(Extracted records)
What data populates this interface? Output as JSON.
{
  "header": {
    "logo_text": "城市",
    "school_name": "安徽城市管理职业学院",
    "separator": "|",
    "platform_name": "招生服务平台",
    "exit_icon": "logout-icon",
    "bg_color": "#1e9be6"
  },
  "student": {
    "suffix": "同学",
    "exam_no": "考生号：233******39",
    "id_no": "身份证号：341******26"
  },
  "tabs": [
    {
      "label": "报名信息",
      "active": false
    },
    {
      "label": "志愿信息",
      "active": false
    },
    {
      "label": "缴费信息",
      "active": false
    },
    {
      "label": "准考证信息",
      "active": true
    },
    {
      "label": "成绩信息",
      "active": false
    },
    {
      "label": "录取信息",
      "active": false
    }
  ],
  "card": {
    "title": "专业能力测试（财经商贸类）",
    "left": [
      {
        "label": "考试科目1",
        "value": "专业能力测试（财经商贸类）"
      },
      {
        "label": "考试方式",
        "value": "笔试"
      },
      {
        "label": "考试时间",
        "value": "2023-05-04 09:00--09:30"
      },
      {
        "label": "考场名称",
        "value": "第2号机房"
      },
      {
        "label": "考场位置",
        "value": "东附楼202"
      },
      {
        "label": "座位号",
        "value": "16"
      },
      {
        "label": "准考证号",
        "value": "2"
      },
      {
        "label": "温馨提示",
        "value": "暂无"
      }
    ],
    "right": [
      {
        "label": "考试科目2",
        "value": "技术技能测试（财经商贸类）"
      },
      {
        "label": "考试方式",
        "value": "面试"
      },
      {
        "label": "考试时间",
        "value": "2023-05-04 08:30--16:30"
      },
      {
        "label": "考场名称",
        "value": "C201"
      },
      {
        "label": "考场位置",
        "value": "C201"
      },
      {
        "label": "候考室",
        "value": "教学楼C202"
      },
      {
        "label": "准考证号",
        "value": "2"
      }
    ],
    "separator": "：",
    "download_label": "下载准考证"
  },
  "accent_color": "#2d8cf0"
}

* _Your goal_
Transcribe the full listing above without leaving anything out.

* _Result_
What data populates this interface? Output as JSON.
{
  "header": {
    "logo_text": "城市",
    "school_name": "安徽城市管理职业学院",
    "separator": "|",
    "platform_name": "招生服务平台",
    "exit_icon": "logout-icon",
    "bg_color": "#1e9be6"
  },
  "student": {
    "suffix": "同学",
    "exam_no": "考生号：233******39",
    "id_no": "身份证号：341******26"
  },
  "tabs": [
    {
      "label": "报名信息",
      "active": false
    },
    {
      "label": "志愿信息",
      "active": false
    },
    {
      "label": "缴费信息",
      "active": false
    },
    {
      "label": "准考证信息",
      "active": true
    },
    {
      "label": "成绩信息",
      "active": false
    },
    {
      "label": "录取信息",
      "active": false
    }
  ],
  "card": {
    "title": "专业能力测试（财经商贸类）",
    "left": [
      {
        "label": "考试科目1",
        "value": "专业能力测试（财经商贸类）"
      },
      {
        "label": "考试方式",
        "value": "笔试"
      },
      {
        "label": "考试时间",
        "value": "2023-05-04 09:00--09:30"
      },
      {
        "label": "考场名称",
        "value": "第2号机房"
      },
      {
        "label": "考场位置",
        "value": "东附楼202"
      },
      {
        "label": "座位号",
        "value": "16"
      },
      {
        "label": "准考证号",
        "value": "2"
      },
      {
        "label": "温馨提示",
        "value": "暂无"
      }
    ],
    "right": [
      {
        "label": "考试科目2",
        "value": "技术技能测试（财经商贸类）"
      },
      {
        "label": "考试方式",
        "value": "面试"
      },
      {
        "label": "考试时间",
        "value": "2023-05-04 08:30--16:30"
      },
      {
        "label": "考场名称",
        "value": "C201"
      },
      {
        "label": "考场位置",
        "value": "C201"
      },
      {
        "label": "候考室",
        "value": "教学楼C202"
      },
      {
        "label": "准考证号",
        "value": "2"
      }
    ],
    "separator": "：",
    "download_label": "下载准考证"
  },
  "accent_color": "#2d8cf0"
}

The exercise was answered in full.